_Job_
Please give the data below again in full, exactly as it stands.
[Begin Data for this task]
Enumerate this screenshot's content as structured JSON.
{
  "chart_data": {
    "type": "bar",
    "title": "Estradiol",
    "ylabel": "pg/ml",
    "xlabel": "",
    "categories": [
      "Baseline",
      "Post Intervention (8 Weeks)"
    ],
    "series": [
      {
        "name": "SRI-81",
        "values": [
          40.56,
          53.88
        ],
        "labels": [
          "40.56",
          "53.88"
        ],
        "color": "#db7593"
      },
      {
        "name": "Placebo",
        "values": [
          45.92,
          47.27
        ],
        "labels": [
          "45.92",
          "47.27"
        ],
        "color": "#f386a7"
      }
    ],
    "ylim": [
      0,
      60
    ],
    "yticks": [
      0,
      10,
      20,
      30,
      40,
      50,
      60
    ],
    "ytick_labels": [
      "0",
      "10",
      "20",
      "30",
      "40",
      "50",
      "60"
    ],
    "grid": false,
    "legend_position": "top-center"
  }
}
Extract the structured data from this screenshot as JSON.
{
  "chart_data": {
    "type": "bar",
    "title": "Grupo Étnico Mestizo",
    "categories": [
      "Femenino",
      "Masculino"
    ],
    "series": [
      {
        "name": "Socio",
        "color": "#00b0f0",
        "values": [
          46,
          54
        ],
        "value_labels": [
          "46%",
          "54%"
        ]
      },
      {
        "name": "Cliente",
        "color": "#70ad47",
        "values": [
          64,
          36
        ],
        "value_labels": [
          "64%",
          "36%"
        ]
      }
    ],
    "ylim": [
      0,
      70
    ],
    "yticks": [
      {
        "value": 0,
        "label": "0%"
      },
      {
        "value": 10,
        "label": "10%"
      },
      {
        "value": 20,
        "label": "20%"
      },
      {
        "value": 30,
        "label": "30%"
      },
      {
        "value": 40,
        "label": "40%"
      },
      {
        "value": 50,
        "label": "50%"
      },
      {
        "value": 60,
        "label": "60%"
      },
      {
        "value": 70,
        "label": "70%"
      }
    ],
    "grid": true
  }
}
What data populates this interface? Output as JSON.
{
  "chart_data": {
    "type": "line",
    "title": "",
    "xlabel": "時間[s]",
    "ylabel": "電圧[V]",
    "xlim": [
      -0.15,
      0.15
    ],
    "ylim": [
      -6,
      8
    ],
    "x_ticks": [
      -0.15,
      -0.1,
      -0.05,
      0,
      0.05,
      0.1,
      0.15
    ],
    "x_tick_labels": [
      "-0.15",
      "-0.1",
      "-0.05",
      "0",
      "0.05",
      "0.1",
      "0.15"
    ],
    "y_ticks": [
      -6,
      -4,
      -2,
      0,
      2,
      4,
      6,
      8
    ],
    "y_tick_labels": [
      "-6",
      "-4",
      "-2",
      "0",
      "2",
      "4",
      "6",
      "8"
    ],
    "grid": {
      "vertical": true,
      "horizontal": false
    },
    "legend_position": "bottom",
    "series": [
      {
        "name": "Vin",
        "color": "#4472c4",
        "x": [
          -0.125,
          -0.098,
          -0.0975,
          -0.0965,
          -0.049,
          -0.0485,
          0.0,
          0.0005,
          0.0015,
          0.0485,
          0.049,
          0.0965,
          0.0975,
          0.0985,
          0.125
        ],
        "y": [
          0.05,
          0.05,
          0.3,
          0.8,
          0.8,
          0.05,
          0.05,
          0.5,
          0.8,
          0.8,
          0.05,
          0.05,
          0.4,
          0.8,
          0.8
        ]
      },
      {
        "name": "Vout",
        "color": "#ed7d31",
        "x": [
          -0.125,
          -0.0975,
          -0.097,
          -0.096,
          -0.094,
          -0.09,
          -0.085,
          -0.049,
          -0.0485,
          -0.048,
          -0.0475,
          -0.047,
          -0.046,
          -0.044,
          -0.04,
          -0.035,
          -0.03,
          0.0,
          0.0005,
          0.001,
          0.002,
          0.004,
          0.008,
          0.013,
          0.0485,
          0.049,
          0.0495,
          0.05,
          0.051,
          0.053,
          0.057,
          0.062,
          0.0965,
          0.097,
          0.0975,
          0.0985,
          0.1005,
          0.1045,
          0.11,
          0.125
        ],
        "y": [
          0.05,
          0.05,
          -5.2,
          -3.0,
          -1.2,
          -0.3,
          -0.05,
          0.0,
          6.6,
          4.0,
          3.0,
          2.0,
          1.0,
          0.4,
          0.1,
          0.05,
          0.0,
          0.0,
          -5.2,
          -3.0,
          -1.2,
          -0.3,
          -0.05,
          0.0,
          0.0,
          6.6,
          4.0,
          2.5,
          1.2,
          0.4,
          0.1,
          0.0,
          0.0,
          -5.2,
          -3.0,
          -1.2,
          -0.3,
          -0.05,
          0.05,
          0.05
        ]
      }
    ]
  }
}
[End Data for this task]
_Answer to the problem_
Enumerate this screenshot's content as structured JSON.
{
  "chart_data": {
    "type": "bar",
    "title": "Estradiol",
    "ylabel": "pg/ml",
    "xlabel": "",
    "categories": [
      "Baseline",
      "Post Intervention (8 Weeks)"
    ],
    "series": [
      {
        "name": "SRI-81",
        "values": [
          40.56,
          53.88
        ],
        "labels": [
          "40.56",
          "53.88"
        ],
        "color": "#db7593"
      },
      {
        "name": "Placebo",
        "values": [
          45.92,
          47.27
        ],
        "labels": [
          "45.92",
          "47.27"
        ],
        "color": "#f386a7"
      }
    ],
    "ylim": [
      0,
      60
    ],
    "yticks": [
      0,
      10,
      20,
      30,
      40,
      50,
      60
    ],
    "ytick_labels": [
      "0",
      "10",
      "20",
      "30",
      "40",
      "50",
      "60"
    ],
    "grid": false,
    "legend_position": "top-center"
  }
}
Extract the structured data from this screenshot as JSON.
{
  "chart_data": {
    "type": "bar",
    "title": "Grupo Étnico Mestizo",
    "categories": [
      "Femenino",
      "Masculino"
    ],
    "series": [
      {
        "name": "Socio",
        "color": "#00b0f0",
        "values": [
          46,
          54
        ],
        "value_labels": [
          "46%",
          "54%"
        ]
      },
      {
        "name": "Cliente",
        "color": "#70ad47",
        "values": [
          64,
          36
        ],
        "value_labels": [
          "64%",
          "36%"
        ]
      }
    ],
    "ylim": [
      0,
      70
    ],
    "yticks": [
      {
        "value": 0,
        "label": "0%"
      },
      {
        "value": 10,
        "label": "10%"
      },
      {
        "value": 20,
        "label": "20%"
      },
      {
        "value": 30,
        "label": "30%"
      },
      {
        "value": 40,
        "label": "40%"
      },
      {
        "value": 50,
        "label": "50%"
      },
      {
        "value": 60,
        "label": "60%"
      },
      {
        "value": 70,
        "label": "70%"
      }
    ],
    "grid": true
  }
}
What data populates this interface? Output as JSON.
{
  "chart_data": {
    "type": "line",
    "title": "",
    "xlabel": "時間[s]",
    "ylabel": "電圧[V]",
    "xlim": [
      -0.15,
      0.15
    ],
    "ylim": [
      -6,
      8
    ],
    "x_ticks": [
      -0.15,
      -0.1,
      -0.05,
      0,
      0.05,
      0.1,
      0.15
    ],
    "x_tick_labels": [
      "-0.15",
      "-0.1",
      "-0.05",
      "0",
      "0.05",
      "0.1",
      "0.15"
    ],
    "y_ticks": [
      -6,
      -4,
      -2,
      0,
      2,
      4,
      6,
      8
    ],
    "y_tick_labels": [
      "-6",
      "-4",
      "-2",
      "0",
      "2",
      "4",
      "6",
      "8"
    ],
    "grid": {
      "vertical": true,
      "horizontal": false
    },
    "legend_position": "bottom",
    "series": [
      {
        "name": "Vin",
        "color": "#4472c4",
        "x": [
          -0.125,
          -0.098,
          -0.0975,
          -0.0965,
          -0.049,
          -0.0485,
          0.0,
          0.0005,
          0.0015,
          0.0485,
          0.049,
          0.0965,
          0.0975,
          0.0985,
          0.125
        ],
        "y": [
          0.05,
          0.05,
          0.3,
          0.8,
          0.8,
          0.05,
          0.05,
          0.5,
          0.8,
          0.8,
          0.05,
          0.05,
          0.4,
          0.8,
          0.8
        ]
      },
      {
        "name": "Vout",
        "color": "#ed7d31",
        "x": [
          -0.125,
          -0.0975,
          -0.097,
          -0.096,
          -0.094,
          -0.09,
          -0.085,
          -0.049,
          -0.0485,
          -0.048,
          -0.0475,
          -0.047,
          -0.046,
          -0.044,
          -0.04,
          -0.035,
          -0.03,
          0.0,
          0.0005,
          0.001,
          0.002,
          0.004,
          0.008,
          0.013,
          0.0485,
          0.049,
          0.0495,
          0.05,
          0.051,
          0.053,
          0.057,
          0.062,
          0.0965,
          0.097,
          0.0975,
          0.0985,
          0.1005,
          0.1045,
          0.11,
          0.125
        ],
        "y": [
          0.05,
          0.05,
          -5.2,
          -3.0,
          -1.2,
          -0.3,
          -0.05,
          0.0,
          6.6,
          4.0,
          3.0,
          2.0,
          1.0,
          0.4,
          0.1,
          0.05,
          0.0,
          0.0,
          -5.2,
          -3.0,
          -1.2,
          -0.3,
          -0.05,
          0.0,
          0.0,
          6.6,
          4.0,
          2.5,
          1.2,
          0.4,
          0.1,
          0.0,
          0.0,
          -5.2,
          -3.0,
          -1.2,
          -0.3,
          -0.05,
          0.05,
          0.05
        ]
      }
    ]
  }
}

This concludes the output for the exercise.